GOAL: Return the lines where the word "JSON" occurs.
>> Begin PROVIDED INFORMATION
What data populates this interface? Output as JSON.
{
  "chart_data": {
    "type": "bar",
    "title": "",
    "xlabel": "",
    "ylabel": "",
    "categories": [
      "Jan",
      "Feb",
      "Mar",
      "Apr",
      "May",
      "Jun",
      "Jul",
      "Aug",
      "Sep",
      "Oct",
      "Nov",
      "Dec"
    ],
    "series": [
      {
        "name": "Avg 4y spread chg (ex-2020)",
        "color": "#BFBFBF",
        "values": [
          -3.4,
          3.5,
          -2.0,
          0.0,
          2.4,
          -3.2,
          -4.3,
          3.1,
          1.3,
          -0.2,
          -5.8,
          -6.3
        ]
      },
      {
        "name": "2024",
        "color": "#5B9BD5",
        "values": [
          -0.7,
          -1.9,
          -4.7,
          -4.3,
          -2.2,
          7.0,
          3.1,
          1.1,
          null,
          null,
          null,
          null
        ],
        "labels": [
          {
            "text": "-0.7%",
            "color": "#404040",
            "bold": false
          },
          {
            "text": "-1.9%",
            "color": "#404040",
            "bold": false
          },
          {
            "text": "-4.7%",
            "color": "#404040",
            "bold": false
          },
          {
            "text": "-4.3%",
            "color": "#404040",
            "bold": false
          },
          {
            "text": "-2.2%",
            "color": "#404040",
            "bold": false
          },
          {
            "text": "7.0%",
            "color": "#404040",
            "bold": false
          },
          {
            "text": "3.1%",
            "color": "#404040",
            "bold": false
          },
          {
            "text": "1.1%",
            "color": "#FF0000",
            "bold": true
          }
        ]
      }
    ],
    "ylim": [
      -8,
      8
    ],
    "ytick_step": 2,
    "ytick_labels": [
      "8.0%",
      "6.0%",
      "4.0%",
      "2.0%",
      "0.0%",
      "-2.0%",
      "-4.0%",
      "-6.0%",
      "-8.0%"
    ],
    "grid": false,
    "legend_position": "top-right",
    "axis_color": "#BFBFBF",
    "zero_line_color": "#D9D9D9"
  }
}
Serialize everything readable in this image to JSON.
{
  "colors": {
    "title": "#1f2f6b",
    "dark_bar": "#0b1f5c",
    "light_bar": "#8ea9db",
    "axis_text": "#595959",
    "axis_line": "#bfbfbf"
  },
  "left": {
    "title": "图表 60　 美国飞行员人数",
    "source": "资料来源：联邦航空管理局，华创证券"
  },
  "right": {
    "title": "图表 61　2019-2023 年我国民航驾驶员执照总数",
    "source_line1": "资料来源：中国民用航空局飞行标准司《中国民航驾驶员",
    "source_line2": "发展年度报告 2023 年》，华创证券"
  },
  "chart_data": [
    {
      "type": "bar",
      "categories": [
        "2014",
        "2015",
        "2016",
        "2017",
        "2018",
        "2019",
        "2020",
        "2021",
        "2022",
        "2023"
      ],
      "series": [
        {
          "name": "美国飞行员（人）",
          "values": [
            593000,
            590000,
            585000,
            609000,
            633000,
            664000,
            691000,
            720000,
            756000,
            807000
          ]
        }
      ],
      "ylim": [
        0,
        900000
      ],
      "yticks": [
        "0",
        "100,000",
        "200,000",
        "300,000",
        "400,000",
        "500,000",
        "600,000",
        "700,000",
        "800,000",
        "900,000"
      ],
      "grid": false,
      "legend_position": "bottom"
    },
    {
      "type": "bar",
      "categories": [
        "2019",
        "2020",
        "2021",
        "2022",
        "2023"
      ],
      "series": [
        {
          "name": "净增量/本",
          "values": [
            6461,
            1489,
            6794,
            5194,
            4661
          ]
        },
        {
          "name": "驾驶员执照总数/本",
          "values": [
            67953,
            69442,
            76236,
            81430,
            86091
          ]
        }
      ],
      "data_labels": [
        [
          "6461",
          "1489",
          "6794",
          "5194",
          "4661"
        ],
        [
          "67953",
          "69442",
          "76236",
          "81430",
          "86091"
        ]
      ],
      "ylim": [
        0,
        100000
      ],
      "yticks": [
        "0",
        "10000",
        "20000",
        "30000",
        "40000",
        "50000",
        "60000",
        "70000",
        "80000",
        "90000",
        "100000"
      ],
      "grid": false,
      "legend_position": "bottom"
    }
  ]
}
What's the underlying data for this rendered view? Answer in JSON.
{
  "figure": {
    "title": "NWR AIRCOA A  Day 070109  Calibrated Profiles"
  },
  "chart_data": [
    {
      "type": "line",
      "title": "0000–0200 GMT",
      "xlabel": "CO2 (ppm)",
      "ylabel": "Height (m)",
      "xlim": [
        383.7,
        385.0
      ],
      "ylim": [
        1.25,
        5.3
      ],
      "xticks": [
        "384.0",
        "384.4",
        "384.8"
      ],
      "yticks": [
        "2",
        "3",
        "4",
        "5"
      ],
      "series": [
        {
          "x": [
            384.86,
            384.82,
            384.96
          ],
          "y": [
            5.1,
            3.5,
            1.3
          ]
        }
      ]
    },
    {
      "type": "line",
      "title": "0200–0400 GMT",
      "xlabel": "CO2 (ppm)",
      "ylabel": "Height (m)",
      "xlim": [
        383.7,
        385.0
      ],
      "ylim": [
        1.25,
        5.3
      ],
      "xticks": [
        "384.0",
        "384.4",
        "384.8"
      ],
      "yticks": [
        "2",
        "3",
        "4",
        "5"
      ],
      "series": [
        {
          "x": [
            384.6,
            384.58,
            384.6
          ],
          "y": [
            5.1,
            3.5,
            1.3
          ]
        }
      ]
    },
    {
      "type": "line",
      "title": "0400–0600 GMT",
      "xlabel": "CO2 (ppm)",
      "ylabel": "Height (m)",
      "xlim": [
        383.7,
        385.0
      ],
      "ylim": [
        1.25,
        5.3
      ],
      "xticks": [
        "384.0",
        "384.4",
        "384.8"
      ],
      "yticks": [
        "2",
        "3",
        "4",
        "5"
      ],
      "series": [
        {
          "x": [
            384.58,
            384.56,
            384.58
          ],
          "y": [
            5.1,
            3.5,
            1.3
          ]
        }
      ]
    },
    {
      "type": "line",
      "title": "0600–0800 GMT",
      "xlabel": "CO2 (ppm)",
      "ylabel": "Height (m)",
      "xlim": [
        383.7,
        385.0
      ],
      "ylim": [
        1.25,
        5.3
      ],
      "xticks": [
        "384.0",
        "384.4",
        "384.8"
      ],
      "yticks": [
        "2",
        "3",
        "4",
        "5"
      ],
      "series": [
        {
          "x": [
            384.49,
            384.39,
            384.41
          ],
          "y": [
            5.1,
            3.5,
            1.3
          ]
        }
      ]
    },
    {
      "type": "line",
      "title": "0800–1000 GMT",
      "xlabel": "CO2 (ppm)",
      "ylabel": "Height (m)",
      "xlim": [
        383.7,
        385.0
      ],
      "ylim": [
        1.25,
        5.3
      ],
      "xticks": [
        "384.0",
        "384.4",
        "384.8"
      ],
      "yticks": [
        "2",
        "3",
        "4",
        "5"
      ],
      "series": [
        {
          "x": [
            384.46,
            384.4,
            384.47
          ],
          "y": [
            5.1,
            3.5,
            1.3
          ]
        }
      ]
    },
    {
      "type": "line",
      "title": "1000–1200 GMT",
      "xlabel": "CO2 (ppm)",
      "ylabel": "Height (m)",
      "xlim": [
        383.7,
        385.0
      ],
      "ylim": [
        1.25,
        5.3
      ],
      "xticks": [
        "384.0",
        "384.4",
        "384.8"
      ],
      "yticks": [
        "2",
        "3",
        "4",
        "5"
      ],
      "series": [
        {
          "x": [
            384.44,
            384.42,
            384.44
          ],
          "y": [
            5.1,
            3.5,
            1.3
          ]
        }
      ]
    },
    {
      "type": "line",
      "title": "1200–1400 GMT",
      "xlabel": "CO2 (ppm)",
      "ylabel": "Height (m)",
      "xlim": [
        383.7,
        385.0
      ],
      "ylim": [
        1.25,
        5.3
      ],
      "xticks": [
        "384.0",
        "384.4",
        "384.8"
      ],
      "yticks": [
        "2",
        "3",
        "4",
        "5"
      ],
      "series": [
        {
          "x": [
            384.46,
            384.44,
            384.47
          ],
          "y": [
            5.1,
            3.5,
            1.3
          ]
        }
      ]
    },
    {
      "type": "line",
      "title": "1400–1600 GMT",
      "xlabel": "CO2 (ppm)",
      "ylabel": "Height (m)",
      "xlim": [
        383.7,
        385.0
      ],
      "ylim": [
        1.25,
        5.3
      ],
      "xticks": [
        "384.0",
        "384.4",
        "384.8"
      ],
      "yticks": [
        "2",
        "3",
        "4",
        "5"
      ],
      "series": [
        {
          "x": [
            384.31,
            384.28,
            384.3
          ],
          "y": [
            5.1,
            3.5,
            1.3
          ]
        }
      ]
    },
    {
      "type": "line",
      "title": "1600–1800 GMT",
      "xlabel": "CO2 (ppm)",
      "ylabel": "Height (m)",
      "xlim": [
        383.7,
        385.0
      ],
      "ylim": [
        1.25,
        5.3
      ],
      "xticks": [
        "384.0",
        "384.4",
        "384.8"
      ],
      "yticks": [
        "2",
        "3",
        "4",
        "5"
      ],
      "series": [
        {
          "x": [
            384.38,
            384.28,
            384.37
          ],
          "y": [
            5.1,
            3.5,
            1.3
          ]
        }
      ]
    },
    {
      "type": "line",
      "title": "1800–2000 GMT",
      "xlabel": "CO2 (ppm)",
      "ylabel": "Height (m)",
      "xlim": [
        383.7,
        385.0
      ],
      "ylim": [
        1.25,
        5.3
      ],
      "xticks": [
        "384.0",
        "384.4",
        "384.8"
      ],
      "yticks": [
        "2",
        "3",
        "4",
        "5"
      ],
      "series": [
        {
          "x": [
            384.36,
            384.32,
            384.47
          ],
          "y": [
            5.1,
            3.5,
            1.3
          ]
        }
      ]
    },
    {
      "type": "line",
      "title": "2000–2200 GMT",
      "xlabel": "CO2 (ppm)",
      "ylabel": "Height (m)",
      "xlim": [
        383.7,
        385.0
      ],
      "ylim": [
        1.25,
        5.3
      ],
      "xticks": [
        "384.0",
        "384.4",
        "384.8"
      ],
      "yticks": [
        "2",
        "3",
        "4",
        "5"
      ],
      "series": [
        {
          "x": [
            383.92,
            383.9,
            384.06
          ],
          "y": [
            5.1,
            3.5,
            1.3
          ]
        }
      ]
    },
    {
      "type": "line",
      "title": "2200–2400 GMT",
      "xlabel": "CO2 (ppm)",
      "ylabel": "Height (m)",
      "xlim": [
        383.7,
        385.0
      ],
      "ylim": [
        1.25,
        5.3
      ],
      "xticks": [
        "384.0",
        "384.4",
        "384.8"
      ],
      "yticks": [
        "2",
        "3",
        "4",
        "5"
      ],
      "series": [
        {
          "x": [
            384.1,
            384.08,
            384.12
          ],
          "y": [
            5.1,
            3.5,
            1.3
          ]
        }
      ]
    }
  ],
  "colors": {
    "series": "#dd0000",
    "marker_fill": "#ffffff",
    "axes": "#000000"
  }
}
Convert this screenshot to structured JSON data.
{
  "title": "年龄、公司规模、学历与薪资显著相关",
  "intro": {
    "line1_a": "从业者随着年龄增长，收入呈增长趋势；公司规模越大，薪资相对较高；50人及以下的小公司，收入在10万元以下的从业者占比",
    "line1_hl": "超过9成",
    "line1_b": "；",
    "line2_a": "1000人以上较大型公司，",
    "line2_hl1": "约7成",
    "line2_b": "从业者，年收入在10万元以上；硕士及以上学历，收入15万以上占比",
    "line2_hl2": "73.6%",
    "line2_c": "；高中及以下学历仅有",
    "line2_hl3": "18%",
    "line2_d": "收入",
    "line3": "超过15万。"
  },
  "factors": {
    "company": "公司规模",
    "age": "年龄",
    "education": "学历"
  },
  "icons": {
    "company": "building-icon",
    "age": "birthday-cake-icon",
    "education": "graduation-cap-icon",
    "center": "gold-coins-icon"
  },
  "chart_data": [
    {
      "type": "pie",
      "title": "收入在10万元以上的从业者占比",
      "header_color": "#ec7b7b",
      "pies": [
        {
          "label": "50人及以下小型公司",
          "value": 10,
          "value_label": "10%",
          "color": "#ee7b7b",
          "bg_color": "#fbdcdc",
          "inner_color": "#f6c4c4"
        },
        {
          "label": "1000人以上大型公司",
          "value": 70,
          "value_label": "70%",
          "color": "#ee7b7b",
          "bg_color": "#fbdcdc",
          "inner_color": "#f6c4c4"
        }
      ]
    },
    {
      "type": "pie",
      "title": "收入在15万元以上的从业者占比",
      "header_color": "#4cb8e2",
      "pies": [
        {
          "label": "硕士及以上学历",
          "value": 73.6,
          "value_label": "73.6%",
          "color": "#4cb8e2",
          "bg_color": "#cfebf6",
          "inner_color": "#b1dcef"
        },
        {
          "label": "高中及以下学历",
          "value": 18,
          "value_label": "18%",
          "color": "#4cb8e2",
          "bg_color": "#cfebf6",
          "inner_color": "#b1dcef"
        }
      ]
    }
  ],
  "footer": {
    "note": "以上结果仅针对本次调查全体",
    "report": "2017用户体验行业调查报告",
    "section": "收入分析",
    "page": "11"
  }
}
>> End PROVIDED INFORMATION
OUTPUT BELOW:
What data populates this interface? Output as JSON.
Serialize everything readable in this image to JSON.
What's the underlying data for this rendered view? Answer in JSON.
Convert this screenshot to structured JSON data.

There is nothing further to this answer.